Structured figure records
"""

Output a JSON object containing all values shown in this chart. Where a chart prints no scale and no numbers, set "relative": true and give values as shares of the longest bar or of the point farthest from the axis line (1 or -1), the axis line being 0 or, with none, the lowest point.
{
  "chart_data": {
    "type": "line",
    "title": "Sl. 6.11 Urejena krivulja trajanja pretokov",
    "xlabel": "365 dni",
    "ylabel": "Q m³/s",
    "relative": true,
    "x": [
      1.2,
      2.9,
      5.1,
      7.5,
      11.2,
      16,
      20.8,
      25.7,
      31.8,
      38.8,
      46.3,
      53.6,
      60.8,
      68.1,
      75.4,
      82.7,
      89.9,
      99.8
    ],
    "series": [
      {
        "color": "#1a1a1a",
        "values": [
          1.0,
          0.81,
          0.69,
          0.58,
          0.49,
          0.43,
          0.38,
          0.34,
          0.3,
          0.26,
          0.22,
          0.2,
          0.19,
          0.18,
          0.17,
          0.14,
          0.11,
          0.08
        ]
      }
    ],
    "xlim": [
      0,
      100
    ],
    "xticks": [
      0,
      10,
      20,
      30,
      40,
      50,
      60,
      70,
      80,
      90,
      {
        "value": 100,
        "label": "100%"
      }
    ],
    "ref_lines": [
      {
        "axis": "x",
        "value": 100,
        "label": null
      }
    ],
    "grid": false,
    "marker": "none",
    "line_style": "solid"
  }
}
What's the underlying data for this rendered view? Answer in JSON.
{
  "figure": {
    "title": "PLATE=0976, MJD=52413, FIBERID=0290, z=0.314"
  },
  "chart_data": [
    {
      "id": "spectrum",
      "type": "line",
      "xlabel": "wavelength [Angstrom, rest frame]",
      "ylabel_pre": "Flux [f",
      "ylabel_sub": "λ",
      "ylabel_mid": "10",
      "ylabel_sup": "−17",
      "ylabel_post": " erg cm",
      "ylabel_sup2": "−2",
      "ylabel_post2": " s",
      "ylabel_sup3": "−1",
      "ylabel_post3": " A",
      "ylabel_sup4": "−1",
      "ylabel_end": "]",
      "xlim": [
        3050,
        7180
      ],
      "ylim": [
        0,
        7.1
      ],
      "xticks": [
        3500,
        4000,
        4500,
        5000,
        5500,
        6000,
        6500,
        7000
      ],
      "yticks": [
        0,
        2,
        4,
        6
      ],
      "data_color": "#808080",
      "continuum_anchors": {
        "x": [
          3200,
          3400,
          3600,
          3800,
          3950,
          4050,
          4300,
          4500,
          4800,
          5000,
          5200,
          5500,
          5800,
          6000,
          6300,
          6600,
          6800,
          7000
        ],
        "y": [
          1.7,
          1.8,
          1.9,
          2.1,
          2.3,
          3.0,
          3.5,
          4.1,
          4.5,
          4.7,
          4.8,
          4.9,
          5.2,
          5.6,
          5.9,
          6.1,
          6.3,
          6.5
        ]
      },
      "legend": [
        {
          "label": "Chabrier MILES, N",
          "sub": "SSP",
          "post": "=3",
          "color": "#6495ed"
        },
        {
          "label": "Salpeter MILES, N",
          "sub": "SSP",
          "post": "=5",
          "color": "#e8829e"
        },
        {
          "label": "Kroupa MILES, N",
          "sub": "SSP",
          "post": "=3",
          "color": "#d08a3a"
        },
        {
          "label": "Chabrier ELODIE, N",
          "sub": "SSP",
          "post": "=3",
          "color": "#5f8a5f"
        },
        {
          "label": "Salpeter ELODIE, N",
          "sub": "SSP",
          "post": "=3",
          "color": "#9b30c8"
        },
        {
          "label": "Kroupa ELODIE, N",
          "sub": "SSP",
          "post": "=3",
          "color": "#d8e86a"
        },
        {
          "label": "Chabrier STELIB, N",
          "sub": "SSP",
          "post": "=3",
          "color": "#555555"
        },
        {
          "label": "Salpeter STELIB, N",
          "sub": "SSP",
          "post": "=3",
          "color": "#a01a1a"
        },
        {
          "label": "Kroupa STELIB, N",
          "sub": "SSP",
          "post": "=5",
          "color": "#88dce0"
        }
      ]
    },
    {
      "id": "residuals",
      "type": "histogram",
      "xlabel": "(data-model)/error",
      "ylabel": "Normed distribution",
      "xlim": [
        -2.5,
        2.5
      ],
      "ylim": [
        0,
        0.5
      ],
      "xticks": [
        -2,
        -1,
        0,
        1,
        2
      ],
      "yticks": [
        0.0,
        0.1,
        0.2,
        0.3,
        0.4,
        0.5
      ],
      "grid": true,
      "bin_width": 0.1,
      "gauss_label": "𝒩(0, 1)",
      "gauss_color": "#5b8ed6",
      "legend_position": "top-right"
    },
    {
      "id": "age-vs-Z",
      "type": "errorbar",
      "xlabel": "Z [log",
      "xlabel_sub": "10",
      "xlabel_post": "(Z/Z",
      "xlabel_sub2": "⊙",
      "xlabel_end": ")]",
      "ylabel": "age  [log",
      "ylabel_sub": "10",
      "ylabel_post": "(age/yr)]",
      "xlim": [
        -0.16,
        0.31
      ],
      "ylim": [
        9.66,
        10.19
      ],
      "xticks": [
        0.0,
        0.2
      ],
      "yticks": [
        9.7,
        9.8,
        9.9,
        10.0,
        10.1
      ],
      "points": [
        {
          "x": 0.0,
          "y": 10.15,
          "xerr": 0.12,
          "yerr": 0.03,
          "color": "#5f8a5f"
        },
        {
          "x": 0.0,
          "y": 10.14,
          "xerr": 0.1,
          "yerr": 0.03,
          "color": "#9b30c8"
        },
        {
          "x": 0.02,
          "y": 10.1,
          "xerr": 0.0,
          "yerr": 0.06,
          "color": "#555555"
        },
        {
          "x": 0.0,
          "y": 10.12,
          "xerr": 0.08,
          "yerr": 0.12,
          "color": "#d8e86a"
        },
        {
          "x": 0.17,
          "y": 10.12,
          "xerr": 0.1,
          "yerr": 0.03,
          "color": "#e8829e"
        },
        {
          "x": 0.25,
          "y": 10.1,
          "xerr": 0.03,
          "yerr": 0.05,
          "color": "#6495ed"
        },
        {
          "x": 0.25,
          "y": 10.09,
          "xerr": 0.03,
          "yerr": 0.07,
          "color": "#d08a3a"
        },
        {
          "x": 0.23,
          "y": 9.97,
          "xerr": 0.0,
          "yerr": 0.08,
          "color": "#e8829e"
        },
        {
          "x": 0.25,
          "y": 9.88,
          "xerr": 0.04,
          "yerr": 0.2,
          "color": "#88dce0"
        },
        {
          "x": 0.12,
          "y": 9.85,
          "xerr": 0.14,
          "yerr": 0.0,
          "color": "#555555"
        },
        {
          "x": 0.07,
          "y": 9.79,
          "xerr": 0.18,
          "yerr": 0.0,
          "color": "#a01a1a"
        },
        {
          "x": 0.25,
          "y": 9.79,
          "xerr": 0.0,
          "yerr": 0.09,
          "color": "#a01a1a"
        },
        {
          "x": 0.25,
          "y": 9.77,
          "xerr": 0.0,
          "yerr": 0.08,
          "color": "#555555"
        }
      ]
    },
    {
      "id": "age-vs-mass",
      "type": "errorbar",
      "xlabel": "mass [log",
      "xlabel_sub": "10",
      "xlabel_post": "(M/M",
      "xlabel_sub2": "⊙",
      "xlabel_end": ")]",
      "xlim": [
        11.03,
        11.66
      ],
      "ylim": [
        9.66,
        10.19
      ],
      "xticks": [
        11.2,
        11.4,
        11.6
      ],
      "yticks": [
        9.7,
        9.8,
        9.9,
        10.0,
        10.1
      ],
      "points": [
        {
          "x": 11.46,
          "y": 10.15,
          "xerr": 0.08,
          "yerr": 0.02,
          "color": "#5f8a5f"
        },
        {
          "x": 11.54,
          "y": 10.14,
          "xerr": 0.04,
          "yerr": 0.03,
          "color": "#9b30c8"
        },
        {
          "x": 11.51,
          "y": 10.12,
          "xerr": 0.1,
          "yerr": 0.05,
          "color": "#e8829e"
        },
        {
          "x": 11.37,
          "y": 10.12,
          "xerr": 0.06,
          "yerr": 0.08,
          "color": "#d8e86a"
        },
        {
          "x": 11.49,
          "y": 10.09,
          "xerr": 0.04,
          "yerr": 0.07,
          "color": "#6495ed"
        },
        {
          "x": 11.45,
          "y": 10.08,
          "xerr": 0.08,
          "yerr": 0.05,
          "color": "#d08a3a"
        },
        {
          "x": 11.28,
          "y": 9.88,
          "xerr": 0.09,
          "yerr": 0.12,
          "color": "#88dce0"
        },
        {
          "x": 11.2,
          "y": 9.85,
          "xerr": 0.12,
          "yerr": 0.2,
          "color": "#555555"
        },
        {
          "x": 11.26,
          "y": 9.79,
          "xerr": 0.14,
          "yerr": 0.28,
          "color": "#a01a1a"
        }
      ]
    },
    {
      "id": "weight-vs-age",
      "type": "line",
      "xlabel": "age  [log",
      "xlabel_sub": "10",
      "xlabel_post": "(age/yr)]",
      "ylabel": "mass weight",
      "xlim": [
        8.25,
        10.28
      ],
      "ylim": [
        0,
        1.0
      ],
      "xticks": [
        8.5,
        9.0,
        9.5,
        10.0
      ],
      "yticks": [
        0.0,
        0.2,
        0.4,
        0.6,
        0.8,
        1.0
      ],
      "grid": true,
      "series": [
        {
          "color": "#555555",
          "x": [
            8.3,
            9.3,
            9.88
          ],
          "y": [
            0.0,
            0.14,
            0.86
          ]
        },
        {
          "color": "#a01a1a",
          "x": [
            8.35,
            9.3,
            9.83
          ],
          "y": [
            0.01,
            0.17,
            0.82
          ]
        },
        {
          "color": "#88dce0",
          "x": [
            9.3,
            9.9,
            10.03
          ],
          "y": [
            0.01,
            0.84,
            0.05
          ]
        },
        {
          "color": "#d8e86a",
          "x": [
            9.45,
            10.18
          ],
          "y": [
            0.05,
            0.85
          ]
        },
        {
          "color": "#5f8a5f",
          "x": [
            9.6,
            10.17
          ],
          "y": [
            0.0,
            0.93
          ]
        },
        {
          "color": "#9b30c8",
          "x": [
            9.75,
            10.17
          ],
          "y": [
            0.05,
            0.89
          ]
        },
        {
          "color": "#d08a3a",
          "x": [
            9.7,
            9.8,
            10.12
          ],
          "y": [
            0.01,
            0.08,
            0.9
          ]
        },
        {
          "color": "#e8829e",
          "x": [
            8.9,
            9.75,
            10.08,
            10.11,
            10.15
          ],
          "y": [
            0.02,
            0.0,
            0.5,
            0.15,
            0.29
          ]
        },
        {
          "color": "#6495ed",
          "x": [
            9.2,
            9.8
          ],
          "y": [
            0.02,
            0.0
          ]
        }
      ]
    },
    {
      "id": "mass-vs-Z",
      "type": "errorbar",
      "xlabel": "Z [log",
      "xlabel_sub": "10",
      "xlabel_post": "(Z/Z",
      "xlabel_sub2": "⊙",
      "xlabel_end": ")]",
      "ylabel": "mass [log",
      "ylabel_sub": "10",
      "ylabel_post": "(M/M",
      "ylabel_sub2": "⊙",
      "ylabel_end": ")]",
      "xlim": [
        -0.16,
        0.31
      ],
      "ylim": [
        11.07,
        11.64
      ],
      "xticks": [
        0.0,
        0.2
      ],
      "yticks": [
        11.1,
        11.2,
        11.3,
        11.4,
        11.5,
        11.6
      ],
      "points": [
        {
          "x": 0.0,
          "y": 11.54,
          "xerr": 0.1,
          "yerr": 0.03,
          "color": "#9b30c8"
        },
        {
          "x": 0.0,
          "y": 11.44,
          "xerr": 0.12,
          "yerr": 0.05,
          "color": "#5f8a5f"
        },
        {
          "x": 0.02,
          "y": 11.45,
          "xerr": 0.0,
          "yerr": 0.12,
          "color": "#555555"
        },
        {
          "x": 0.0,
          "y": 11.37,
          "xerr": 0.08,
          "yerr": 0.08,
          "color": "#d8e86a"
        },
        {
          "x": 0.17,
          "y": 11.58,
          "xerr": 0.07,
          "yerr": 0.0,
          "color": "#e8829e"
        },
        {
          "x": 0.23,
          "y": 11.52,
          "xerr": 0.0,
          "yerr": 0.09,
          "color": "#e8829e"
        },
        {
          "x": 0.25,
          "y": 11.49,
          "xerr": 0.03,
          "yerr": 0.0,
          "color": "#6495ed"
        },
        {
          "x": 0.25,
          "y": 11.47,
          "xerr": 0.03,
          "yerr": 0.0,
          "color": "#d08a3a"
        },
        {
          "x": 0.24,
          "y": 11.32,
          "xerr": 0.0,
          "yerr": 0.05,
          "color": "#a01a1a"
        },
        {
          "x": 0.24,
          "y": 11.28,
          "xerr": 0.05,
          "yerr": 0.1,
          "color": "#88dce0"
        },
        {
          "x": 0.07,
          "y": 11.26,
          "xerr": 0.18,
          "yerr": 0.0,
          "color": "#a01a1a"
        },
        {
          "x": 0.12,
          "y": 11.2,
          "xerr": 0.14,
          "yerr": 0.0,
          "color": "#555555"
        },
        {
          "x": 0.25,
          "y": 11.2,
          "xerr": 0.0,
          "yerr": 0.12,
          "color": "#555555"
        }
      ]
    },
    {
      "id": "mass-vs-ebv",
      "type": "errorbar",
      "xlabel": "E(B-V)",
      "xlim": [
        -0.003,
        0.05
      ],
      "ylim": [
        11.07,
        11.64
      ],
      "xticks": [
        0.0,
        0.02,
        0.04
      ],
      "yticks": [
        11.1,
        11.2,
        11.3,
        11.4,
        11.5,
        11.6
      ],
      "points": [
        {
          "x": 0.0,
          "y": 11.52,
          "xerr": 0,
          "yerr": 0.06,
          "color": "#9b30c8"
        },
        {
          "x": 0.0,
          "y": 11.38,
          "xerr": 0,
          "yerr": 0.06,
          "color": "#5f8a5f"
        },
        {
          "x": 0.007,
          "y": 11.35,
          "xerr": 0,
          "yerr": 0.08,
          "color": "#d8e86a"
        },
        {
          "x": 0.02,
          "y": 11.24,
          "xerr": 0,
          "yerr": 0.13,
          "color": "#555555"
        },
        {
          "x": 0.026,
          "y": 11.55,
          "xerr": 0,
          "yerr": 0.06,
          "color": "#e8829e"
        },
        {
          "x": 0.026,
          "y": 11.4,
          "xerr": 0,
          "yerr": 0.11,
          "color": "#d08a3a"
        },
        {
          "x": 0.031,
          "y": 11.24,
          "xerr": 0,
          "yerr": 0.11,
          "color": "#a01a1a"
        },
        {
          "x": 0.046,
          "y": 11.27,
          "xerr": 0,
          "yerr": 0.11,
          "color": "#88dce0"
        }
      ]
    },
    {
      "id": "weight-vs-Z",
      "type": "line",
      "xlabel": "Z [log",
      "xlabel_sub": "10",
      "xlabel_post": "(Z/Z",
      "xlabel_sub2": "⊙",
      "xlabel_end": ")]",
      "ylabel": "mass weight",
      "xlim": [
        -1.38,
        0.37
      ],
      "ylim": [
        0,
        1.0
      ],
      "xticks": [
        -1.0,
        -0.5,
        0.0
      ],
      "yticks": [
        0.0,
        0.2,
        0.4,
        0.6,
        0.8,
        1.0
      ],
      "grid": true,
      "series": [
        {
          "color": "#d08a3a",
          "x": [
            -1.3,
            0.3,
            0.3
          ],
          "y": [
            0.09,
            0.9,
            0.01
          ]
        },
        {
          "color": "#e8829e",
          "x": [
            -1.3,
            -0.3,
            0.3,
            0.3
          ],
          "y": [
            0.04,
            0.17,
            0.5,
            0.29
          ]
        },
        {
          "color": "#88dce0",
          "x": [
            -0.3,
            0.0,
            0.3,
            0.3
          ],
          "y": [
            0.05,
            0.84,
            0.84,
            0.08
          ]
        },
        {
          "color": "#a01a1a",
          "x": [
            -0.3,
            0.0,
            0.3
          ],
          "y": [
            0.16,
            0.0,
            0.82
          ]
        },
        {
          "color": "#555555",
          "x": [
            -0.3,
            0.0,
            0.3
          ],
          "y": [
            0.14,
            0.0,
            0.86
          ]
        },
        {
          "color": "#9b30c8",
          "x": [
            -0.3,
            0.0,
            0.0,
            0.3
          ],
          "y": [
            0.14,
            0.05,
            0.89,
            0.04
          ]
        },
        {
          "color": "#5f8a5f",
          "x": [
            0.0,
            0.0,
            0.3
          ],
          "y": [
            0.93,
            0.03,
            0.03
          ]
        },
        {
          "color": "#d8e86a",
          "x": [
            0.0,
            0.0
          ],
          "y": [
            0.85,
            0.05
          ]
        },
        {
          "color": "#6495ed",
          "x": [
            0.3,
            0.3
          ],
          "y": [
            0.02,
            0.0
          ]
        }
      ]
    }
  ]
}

"""

Each line in the listing above that contains "this" should be copied.

(Task result)
Output a JSON object containing all values shown in this chart. Where a chart prints no scale and no numbers, set "relative": true and give values as shares of the longest bar or of the point farthest from the axis line (1 or -1), the axis line being 0 or, with none, the lowest point.
What's the underlying data for this rendered view? Answer in JSON.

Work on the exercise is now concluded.